═════ Stored rows ═════
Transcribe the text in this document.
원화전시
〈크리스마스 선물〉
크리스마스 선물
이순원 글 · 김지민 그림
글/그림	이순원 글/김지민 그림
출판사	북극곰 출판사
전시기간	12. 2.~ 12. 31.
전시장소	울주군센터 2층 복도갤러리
═════
**Required work**
Repeat every entry exactly, please.

**Task result**
Transcribe the text in this document.
원화전시
〈크리스마스 선물〉
크리스마스 선물
이순원 글 · 김지민 그림
글/그림	이순원 글/김지민 그림
출판사	북극곰 출판사
전시기간	12. 2.~ 12. 31.
전시장소	울주군센터 2층 복도갤러리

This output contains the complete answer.